## Stated goal
Write out the records word for word, starting with their first line and ending after the line that contains "tips-badge-label: 实操技巧: [63, 351, 139, 378]".

>>>>

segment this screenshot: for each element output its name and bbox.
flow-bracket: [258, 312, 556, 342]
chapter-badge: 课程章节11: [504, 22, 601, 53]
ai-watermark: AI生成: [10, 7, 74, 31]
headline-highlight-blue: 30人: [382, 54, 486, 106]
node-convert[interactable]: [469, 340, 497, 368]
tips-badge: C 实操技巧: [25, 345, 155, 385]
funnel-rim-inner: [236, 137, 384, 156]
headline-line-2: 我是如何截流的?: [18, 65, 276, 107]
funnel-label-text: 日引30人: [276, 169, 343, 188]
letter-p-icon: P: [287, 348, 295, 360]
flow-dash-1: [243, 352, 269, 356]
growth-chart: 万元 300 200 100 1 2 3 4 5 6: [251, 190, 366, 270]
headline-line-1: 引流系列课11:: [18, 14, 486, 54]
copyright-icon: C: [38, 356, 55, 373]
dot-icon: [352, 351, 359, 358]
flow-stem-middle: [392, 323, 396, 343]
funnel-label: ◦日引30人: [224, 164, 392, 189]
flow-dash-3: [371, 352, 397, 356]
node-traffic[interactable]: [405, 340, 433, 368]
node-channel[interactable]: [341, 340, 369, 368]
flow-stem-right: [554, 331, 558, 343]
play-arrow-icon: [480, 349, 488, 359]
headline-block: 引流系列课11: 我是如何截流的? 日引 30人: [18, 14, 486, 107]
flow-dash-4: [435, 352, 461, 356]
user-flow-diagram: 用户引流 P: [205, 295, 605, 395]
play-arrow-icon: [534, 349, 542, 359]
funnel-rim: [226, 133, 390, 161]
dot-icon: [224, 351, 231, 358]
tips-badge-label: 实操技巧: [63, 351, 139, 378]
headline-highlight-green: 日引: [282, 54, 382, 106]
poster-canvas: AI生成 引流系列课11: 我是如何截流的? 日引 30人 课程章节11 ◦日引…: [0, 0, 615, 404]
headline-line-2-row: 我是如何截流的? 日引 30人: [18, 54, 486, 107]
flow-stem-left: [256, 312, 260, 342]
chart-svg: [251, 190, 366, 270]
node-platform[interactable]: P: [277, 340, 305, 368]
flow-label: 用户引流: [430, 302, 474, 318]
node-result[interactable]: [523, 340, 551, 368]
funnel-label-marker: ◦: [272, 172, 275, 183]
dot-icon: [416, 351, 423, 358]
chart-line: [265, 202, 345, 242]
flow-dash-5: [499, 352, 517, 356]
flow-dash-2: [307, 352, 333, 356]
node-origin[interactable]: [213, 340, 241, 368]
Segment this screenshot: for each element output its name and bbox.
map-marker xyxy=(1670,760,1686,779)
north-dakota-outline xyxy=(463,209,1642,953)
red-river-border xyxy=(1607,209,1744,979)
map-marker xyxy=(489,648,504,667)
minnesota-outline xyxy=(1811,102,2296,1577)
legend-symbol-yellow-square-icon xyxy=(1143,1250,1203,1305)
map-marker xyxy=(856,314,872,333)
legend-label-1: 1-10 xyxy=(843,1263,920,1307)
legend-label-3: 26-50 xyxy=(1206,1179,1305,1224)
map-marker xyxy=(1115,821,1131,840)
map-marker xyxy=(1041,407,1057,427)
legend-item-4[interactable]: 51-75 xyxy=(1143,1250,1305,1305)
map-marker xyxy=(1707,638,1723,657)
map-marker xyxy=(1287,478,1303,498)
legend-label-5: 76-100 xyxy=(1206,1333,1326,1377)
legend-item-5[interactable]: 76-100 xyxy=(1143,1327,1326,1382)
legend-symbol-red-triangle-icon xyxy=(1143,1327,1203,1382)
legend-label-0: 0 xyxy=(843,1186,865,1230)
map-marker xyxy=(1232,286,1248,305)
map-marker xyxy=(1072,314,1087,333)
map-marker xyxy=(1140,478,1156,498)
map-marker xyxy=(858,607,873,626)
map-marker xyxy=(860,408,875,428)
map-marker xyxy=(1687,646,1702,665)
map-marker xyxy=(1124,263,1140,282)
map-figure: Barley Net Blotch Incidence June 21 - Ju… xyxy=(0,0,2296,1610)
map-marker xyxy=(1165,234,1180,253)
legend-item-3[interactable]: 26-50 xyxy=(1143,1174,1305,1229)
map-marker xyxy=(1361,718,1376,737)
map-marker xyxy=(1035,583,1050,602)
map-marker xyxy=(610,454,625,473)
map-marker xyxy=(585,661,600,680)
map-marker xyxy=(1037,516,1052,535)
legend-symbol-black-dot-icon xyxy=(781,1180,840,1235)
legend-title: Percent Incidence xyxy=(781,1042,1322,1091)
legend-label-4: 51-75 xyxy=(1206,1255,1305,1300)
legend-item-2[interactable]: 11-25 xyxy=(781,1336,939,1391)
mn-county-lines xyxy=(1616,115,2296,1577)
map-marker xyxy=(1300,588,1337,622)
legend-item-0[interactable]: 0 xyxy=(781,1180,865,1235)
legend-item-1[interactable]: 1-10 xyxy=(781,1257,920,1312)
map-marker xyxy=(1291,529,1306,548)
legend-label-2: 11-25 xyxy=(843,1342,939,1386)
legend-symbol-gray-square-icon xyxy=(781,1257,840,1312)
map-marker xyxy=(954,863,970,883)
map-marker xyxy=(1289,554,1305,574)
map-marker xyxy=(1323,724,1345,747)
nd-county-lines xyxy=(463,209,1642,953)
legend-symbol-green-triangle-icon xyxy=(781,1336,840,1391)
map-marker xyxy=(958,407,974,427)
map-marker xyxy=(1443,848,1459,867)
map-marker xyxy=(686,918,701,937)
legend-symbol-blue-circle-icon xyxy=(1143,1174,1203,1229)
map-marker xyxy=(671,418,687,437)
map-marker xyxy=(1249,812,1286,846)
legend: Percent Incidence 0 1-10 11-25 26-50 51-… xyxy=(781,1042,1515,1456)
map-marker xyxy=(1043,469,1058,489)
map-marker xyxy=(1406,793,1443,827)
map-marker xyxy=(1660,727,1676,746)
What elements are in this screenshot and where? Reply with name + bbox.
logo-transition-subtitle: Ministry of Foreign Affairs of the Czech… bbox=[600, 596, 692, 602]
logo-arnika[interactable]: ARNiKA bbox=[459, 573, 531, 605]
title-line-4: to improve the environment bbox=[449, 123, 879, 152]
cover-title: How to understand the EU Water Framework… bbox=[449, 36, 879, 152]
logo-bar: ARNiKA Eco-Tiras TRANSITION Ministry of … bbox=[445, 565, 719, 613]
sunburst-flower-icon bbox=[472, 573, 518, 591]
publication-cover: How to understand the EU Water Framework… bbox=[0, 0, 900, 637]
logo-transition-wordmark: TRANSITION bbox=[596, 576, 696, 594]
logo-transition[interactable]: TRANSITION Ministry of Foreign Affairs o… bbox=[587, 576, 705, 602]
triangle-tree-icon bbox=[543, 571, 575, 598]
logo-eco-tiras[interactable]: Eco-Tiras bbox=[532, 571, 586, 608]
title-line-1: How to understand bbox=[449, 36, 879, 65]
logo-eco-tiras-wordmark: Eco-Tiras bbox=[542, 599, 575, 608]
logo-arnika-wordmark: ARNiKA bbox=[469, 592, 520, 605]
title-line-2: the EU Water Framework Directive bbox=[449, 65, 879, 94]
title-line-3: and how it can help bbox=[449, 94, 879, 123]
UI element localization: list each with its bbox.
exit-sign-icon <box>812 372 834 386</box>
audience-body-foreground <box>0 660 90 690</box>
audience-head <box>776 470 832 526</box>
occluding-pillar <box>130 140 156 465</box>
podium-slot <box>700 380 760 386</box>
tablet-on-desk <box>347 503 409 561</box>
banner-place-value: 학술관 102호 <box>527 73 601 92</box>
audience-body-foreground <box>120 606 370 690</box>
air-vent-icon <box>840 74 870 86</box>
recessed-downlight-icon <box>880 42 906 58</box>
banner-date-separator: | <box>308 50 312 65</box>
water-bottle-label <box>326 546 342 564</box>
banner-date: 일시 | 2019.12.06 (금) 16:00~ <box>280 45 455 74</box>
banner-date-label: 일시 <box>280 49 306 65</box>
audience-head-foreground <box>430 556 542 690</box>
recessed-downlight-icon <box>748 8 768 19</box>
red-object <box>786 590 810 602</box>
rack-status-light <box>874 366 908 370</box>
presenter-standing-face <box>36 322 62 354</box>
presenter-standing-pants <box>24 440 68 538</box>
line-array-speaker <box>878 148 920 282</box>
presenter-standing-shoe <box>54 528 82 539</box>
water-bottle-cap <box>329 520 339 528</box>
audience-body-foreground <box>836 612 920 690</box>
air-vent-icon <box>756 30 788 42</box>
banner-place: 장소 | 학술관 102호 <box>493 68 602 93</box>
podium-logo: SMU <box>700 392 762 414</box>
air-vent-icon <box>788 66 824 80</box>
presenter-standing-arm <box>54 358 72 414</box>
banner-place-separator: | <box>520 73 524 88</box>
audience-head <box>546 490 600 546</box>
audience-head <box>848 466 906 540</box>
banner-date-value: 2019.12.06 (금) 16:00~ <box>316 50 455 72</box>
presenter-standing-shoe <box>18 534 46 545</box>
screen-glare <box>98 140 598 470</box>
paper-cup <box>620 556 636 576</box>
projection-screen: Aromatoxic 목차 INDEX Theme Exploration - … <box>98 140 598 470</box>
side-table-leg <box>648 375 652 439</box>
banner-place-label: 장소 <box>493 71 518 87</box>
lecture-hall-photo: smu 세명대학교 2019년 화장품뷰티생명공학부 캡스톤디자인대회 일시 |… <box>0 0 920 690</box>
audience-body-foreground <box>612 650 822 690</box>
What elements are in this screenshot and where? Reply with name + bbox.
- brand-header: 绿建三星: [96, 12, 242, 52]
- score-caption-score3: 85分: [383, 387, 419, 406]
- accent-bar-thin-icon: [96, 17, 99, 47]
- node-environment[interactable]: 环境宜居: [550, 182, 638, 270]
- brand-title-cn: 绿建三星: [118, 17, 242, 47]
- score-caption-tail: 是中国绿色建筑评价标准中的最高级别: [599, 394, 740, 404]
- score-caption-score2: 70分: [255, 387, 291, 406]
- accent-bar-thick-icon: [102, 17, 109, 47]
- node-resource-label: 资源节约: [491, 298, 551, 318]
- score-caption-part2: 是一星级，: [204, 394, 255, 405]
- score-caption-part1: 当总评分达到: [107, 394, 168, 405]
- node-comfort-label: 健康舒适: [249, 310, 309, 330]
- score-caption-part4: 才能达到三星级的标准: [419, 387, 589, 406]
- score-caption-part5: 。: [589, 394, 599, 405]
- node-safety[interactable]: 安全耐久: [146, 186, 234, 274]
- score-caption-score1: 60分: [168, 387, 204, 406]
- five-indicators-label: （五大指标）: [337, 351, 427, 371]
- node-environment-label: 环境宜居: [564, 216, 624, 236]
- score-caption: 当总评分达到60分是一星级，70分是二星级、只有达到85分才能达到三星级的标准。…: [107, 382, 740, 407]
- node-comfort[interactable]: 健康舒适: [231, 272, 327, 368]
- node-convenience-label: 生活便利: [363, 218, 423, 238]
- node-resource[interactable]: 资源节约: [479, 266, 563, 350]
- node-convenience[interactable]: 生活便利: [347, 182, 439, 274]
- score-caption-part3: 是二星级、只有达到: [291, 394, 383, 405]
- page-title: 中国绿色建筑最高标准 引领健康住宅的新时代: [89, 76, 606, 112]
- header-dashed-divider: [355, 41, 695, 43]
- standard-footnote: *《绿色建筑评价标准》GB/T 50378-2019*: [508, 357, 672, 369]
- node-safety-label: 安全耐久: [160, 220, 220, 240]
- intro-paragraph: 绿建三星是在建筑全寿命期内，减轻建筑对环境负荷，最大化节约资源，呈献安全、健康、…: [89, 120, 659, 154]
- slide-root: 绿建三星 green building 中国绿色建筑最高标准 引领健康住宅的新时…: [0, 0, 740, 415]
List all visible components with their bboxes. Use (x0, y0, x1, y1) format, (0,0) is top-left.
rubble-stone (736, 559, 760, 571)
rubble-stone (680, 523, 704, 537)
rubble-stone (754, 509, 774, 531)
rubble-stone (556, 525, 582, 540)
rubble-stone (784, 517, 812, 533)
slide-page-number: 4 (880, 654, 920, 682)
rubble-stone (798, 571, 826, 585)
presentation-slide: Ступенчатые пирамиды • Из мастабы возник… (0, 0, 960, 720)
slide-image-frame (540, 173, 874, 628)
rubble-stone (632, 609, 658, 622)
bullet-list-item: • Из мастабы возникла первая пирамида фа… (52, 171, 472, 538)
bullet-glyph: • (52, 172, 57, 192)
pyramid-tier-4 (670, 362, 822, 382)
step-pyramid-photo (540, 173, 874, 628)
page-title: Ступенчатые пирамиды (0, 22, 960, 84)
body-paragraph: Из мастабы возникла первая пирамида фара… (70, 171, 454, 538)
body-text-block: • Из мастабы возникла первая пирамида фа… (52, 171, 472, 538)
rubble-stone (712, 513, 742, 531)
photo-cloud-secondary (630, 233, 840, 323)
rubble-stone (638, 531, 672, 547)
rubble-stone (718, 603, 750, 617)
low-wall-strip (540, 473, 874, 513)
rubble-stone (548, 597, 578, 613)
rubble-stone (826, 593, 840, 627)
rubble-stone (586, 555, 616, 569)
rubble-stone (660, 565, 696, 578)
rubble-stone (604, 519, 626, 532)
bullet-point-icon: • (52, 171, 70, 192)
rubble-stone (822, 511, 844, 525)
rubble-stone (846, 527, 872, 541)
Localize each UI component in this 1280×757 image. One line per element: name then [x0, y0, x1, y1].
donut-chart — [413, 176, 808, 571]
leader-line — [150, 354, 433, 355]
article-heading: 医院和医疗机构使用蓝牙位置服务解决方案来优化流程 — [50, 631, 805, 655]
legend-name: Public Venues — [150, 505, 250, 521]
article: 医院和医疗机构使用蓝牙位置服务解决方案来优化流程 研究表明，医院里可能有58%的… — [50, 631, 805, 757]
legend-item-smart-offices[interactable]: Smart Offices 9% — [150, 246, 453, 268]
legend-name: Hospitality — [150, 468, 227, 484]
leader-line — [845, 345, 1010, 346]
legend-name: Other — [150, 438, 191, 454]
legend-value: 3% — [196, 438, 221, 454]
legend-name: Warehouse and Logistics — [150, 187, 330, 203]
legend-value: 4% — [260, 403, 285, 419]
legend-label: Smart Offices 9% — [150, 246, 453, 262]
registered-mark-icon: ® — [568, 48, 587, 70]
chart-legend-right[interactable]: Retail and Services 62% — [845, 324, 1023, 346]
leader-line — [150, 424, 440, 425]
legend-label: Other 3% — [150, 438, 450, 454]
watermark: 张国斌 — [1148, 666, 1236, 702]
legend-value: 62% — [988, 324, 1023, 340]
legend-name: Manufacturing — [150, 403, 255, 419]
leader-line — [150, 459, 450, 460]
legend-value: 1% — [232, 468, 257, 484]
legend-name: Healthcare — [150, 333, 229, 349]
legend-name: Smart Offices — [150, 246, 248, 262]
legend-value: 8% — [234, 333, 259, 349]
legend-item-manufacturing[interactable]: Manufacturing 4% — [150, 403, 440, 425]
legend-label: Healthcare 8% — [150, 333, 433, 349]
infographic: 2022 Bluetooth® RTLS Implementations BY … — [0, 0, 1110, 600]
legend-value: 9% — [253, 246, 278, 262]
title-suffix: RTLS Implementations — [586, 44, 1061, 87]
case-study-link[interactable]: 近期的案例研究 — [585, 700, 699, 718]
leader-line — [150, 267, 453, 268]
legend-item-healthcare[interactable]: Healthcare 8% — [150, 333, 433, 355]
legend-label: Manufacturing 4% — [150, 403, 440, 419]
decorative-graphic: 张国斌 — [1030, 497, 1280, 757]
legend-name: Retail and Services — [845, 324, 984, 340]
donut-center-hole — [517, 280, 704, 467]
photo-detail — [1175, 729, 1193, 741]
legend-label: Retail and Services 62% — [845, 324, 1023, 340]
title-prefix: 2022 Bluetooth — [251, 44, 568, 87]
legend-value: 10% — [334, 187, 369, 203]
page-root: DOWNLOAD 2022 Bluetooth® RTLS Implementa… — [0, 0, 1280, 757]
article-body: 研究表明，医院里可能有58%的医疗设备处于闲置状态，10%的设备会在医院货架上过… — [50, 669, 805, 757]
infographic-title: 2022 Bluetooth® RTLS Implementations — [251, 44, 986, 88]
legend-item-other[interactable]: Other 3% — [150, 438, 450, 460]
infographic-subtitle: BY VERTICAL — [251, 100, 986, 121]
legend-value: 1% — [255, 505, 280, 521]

<<<<

## Completed task
segment this screenshot: for each element output its name and bbox.
flow-bracket: [258, 312, 556, 342]
chapter-badge: 课程章节11: [504, 22, 601, 53]
ai-watermark: AI生成: [10, 7, 74, 31]
headline-highlight-blue: 30人: [382, 54, 486, 106]
node-convert[interactable]: [469, 340, 497, 368]
tips-badge: C 实操技巧: [25, 345, 155, 385]
funnel-rim-inner: [236, 137, 384, 156]
headline-line-2: 我是如何截流的?: [18, 65, 276, 107]
funnel-label-text: 日引30人: [276, 169, 343, 188]
letter-p-icon: P: [287, 348, 295, 360]
flow-dash-1: [243, 352, 269, 356]
growth-chart: 万元 300 200 100 1 2 3 4 5 6: [251, 190, 366, 270]
headline-line-1: 引流系列课11:: [18, 14, 486, 54]
copyright-icon: C: [38, 356, 55, 373]
dot-icon: [352, 351, 359, 358]
flow-stem-middle: [392, 323, 396, 343]
funnel-label: ◦日引30人: [224, 164, 392, 189]
flow-dash-3: [371, 352, 397, 356]
node-traffic[interactable]: [405, 340, 433, 368]
node-channel[interactable]: [341, 340, 369, 368]
flow-stem-right: [554, 331, 558, 343]
play-arrow-icon: [480, 349, 488, 359]
headline-block: 引流系列课11: 我是如何截流的? 日引 30人: [18, 14, 486, 107]
flow-dash-4: [435, 352, 461, 356]
user-flow-diagram: 用户引流 P: [205, 295, 605, 395]
play-arrow-icon: [534, 349, 542, 359]
funnel-rim: [226, 133, 390, 161]
dot-icon: [224, 351, 231, 358]
tips-badge-label: 实操技巧: [63, 351, 139, 378]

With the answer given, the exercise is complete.